> **Task to complete**
Pull out each line of the data that includes the word "this".

> **Items**
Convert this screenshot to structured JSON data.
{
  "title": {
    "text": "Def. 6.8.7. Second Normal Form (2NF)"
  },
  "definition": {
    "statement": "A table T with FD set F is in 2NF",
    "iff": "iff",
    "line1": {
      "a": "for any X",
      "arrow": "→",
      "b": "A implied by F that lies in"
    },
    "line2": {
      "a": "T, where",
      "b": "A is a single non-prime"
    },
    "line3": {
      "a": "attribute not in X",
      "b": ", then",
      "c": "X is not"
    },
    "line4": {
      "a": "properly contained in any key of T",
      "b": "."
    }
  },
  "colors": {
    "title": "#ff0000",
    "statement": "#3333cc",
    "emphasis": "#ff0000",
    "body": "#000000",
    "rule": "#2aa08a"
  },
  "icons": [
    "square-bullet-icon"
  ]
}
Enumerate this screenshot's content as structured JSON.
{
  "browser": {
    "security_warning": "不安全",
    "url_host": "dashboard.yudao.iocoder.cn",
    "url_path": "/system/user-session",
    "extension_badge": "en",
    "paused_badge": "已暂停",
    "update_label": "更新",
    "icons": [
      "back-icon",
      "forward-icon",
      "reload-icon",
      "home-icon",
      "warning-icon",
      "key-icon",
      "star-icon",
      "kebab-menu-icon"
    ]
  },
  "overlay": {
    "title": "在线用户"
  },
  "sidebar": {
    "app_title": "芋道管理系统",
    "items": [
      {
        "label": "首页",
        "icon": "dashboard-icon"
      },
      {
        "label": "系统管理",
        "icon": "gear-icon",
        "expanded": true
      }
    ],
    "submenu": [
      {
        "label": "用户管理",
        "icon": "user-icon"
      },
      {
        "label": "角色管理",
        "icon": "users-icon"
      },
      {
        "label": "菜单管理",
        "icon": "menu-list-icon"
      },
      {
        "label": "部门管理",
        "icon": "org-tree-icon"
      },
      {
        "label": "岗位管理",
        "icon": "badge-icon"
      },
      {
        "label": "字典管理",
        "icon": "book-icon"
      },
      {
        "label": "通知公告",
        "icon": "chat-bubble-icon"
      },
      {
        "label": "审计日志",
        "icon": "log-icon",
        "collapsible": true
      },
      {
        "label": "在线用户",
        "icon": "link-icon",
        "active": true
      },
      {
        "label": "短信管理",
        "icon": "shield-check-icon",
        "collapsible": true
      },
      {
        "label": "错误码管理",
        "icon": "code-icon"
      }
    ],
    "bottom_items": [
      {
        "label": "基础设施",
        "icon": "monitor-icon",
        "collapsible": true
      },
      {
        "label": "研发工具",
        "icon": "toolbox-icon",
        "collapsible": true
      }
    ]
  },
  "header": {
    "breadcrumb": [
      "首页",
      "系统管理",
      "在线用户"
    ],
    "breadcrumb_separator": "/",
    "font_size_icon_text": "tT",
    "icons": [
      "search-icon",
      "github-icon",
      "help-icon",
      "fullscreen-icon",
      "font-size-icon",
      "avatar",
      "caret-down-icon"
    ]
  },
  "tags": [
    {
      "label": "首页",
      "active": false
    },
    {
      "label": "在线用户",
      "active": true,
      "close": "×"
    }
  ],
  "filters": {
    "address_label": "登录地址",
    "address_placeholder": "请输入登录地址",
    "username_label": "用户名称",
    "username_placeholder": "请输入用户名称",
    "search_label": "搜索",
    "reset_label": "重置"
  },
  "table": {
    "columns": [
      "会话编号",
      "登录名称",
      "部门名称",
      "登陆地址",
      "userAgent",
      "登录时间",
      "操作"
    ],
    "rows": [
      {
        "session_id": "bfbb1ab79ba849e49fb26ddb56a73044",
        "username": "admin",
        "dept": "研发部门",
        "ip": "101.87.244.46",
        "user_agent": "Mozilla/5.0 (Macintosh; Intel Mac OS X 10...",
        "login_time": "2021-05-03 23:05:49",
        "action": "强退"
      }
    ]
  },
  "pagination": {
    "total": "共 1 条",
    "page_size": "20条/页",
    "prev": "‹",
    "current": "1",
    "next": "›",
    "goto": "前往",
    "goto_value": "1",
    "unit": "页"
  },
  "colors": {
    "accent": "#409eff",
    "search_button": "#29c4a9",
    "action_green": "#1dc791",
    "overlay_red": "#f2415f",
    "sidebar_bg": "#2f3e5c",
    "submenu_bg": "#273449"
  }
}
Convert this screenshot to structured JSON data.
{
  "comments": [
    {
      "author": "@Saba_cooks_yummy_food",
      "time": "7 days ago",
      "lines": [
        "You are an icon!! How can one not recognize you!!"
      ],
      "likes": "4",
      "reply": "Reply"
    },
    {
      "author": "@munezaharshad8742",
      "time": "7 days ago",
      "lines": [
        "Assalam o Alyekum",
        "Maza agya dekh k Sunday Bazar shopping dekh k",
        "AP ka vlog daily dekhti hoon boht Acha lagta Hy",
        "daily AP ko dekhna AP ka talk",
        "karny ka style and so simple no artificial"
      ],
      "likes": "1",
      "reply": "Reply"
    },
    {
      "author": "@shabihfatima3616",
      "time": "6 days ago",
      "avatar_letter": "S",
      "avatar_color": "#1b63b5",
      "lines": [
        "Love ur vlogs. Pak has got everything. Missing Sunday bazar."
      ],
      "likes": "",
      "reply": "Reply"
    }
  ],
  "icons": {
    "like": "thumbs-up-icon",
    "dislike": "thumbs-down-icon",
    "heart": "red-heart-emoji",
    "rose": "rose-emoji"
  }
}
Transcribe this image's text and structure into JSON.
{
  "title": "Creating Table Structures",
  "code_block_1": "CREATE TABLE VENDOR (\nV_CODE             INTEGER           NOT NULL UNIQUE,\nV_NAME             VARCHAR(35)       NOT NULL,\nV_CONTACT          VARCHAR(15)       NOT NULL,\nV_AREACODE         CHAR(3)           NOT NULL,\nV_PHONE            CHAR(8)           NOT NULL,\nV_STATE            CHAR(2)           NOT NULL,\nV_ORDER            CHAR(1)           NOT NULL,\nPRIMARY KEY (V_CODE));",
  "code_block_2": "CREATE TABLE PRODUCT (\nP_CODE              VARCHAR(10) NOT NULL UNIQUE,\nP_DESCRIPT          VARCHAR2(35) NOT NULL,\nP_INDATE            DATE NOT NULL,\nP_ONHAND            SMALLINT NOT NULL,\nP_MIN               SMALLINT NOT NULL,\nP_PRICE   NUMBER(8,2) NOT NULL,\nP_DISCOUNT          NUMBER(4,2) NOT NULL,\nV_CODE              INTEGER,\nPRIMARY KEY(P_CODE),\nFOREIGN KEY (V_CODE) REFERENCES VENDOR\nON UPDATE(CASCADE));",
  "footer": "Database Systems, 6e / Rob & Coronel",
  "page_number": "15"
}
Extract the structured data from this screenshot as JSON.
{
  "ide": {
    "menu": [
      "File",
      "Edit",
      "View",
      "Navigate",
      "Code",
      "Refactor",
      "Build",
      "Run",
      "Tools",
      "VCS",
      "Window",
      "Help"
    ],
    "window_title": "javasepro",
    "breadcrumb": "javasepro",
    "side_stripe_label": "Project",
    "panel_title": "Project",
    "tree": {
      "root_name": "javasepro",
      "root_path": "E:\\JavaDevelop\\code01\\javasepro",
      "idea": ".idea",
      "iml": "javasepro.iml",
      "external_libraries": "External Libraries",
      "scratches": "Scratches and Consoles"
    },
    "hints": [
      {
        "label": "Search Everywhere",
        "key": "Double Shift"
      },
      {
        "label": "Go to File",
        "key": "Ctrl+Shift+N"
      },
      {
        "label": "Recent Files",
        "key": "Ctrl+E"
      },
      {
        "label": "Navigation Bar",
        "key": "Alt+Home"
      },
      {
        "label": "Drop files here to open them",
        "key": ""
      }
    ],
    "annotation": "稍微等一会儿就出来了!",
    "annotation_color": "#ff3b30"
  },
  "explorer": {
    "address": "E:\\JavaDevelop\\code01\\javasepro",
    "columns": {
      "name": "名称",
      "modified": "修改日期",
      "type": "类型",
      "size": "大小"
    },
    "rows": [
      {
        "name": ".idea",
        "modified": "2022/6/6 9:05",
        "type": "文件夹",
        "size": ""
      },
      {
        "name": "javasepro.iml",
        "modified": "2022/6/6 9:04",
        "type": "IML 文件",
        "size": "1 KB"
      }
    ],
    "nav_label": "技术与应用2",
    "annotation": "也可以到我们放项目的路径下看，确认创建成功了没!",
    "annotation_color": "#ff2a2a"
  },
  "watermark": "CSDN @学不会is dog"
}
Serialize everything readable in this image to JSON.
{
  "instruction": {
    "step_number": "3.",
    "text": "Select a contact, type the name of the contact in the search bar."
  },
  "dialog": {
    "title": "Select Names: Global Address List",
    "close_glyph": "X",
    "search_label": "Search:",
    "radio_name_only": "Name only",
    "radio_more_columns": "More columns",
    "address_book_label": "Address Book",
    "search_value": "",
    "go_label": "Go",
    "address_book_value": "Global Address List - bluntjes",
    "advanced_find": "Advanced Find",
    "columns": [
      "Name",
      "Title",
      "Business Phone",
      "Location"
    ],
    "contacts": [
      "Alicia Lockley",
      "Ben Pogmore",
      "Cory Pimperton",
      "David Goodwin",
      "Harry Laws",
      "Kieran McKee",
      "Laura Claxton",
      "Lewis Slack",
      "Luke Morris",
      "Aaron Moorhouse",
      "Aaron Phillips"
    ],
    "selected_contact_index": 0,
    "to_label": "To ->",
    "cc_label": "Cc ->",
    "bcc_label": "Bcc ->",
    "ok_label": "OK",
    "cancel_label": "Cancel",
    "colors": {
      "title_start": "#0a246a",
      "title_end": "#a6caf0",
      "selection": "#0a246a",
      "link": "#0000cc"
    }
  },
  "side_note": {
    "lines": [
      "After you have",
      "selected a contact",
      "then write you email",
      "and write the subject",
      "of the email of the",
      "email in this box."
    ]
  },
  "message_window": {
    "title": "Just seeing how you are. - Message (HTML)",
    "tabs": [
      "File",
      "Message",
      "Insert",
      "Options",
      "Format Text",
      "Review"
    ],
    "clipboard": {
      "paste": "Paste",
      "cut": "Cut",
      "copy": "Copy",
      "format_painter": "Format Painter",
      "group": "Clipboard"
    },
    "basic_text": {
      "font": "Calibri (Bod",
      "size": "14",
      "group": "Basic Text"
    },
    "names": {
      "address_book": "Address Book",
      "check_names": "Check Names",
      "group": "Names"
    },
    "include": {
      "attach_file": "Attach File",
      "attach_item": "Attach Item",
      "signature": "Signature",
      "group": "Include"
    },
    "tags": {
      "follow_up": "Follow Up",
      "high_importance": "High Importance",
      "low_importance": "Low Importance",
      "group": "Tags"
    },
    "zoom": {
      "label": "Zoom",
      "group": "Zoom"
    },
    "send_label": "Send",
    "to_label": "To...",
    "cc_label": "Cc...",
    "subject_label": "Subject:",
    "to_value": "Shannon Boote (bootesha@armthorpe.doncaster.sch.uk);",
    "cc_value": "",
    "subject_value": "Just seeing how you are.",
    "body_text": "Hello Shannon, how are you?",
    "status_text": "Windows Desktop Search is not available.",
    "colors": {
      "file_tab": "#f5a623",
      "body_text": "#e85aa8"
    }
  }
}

> **Solution**
Convert this screenshot to structured JSON data.
Enumerate this screenshot's content as structured JSON.
Convert this screenshot to structured JSON data.
Transcribe this image's text and structure into JSON.
Extract the structured data from this screenshot as JSON.
Serialize everything readable in this image to JSON.
      "email in this box."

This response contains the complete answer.